> [STATED EXERCISE] Your answer is a single number: how many lines hold the word "name"?

> [MATERIAL FOR THIS TASK]
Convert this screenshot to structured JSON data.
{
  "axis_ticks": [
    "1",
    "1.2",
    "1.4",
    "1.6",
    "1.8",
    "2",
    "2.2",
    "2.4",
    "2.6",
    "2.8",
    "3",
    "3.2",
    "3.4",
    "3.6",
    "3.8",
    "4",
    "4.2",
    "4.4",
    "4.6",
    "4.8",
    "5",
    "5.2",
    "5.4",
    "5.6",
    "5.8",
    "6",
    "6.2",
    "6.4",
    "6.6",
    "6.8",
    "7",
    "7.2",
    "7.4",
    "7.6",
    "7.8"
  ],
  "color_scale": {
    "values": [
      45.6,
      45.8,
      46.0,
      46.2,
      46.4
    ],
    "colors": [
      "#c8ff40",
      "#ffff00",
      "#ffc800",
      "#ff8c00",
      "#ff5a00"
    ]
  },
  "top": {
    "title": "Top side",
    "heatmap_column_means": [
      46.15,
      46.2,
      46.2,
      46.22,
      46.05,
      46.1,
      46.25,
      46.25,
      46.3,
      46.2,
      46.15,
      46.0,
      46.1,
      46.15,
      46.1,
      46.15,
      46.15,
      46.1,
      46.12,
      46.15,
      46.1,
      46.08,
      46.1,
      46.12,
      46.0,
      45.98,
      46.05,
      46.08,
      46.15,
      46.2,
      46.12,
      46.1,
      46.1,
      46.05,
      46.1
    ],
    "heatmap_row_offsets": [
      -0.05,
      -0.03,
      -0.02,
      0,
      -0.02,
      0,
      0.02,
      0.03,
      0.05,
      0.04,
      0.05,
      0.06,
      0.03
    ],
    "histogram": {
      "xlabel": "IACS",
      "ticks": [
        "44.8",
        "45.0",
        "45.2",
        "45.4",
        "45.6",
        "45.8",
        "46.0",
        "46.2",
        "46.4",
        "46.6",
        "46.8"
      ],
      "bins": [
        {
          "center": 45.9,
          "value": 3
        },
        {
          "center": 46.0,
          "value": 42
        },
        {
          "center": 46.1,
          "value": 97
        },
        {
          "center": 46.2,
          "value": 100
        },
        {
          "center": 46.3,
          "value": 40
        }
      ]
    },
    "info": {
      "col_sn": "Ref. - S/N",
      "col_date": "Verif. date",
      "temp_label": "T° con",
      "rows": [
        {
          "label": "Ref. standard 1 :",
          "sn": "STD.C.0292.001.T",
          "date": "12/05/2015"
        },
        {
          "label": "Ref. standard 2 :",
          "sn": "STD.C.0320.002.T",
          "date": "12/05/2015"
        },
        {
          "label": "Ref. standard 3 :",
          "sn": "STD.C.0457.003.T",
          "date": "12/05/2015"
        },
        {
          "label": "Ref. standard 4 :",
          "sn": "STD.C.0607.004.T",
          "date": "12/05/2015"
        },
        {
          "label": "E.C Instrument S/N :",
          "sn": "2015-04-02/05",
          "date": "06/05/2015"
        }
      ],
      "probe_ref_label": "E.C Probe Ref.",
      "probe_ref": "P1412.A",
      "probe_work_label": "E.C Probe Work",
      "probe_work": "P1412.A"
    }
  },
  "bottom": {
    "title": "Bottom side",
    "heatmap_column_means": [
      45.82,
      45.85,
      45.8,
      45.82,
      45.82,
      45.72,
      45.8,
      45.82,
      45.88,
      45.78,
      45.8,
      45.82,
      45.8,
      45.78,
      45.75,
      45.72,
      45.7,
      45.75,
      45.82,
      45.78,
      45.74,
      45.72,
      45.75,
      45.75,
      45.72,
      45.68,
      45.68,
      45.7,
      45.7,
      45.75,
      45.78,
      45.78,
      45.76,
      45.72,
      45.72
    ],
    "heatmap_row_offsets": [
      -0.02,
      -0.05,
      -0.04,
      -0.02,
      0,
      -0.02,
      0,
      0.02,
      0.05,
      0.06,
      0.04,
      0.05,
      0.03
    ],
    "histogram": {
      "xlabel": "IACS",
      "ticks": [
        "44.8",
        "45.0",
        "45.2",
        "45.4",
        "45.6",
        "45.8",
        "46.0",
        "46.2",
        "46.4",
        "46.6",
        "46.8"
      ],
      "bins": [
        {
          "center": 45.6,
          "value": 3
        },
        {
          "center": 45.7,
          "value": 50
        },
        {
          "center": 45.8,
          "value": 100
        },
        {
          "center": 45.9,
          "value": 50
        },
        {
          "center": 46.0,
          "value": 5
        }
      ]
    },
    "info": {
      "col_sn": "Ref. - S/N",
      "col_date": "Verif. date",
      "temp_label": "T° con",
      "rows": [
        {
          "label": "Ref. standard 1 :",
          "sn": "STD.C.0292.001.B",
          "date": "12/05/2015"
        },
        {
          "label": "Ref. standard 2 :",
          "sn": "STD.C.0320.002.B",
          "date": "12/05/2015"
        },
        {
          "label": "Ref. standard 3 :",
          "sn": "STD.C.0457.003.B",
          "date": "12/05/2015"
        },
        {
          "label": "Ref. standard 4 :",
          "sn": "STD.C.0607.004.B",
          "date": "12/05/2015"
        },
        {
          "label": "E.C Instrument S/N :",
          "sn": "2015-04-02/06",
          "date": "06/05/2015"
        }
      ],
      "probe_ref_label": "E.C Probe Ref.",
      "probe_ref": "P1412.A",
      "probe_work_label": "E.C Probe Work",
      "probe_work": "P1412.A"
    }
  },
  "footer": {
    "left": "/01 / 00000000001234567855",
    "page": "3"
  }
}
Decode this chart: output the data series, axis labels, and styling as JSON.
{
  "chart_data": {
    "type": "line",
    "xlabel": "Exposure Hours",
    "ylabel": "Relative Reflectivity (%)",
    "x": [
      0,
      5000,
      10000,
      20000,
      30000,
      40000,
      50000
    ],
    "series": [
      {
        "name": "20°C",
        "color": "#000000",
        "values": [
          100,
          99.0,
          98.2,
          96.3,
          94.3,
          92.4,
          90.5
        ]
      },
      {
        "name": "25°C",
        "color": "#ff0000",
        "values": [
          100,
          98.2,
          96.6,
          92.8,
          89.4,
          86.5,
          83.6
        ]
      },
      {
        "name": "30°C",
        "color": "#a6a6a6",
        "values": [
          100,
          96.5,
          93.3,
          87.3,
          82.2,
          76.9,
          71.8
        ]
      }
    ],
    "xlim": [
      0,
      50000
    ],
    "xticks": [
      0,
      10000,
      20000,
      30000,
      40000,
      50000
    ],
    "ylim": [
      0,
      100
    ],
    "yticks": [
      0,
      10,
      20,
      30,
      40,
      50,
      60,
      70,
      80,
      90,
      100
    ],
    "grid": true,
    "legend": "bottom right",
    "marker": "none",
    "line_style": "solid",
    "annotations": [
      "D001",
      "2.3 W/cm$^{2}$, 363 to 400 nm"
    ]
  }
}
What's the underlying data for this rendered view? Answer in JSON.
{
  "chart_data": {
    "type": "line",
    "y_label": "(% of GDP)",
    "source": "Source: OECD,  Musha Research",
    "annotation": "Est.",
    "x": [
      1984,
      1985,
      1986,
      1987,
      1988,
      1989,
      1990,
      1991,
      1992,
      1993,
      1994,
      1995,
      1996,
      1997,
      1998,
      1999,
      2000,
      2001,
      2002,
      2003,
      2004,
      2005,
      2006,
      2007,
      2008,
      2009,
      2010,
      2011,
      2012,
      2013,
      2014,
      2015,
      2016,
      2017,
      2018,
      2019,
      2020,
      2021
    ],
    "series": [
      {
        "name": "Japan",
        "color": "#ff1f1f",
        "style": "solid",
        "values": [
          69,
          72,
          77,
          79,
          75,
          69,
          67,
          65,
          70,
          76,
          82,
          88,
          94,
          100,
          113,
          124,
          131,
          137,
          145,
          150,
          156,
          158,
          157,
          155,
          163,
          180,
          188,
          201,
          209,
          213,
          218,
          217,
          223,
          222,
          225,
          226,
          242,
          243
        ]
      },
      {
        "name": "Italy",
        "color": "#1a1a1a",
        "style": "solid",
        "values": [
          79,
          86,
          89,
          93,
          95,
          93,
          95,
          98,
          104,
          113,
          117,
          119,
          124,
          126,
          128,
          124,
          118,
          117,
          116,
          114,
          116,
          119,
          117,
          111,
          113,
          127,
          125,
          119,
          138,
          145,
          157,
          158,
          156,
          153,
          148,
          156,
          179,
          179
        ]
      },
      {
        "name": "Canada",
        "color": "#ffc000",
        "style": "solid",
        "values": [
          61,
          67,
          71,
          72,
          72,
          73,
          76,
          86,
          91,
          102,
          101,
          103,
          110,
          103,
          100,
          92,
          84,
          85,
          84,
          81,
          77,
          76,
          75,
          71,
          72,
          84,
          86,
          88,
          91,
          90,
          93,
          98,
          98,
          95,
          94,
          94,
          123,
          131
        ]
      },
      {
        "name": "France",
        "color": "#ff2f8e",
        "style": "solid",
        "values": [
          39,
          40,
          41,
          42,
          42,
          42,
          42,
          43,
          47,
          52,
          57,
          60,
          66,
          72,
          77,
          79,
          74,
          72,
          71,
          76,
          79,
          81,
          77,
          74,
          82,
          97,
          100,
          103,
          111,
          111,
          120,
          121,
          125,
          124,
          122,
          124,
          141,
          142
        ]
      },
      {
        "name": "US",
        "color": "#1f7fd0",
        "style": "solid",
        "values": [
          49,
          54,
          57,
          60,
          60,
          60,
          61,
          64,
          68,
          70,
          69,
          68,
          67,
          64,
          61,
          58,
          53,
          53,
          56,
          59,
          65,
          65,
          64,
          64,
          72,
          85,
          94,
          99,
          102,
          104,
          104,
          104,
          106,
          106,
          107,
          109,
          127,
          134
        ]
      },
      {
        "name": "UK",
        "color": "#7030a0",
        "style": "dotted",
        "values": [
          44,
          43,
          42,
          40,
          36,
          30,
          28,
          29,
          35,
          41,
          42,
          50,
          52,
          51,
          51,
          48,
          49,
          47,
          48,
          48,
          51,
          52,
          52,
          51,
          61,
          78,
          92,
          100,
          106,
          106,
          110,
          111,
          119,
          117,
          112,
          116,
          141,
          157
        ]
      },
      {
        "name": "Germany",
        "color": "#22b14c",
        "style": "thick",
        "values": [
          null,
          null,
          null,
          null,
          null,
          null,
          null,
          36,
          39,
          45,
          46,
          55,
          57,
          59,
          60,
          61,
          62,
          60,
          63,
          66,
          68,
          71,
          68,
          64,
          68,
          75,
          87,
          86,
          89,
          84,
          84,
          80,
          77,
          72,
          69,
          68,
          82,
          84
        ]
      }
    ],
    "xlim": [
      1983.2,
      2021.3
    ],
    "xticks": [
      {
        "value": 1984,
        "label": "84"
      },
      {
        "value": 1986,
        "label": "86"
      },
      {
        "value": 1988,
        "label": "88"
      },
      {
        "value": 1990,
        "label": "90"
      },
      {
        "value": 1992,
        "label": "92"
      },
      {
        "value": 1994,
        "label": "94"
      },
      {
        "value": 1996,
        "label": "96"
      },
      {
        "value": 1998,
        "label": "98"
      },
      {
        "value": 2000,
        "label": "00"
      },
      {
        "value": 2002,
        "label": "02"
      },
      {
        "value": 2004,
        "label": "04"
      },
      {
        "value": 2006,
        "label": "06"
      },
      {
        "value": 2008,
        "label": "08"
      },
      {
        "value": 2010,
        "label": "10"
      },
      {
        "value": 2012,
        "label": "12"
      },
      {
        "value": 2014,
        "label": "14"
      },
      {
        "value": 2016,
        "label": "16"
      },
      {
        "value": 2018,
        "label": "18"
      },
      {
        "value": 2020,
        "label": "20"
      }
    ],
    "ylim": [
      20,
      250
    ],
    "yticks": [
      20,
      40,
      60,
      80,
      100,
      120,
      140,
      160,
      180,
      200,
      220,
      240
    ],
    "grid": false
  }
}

> [SOLVED EXERCISE] 10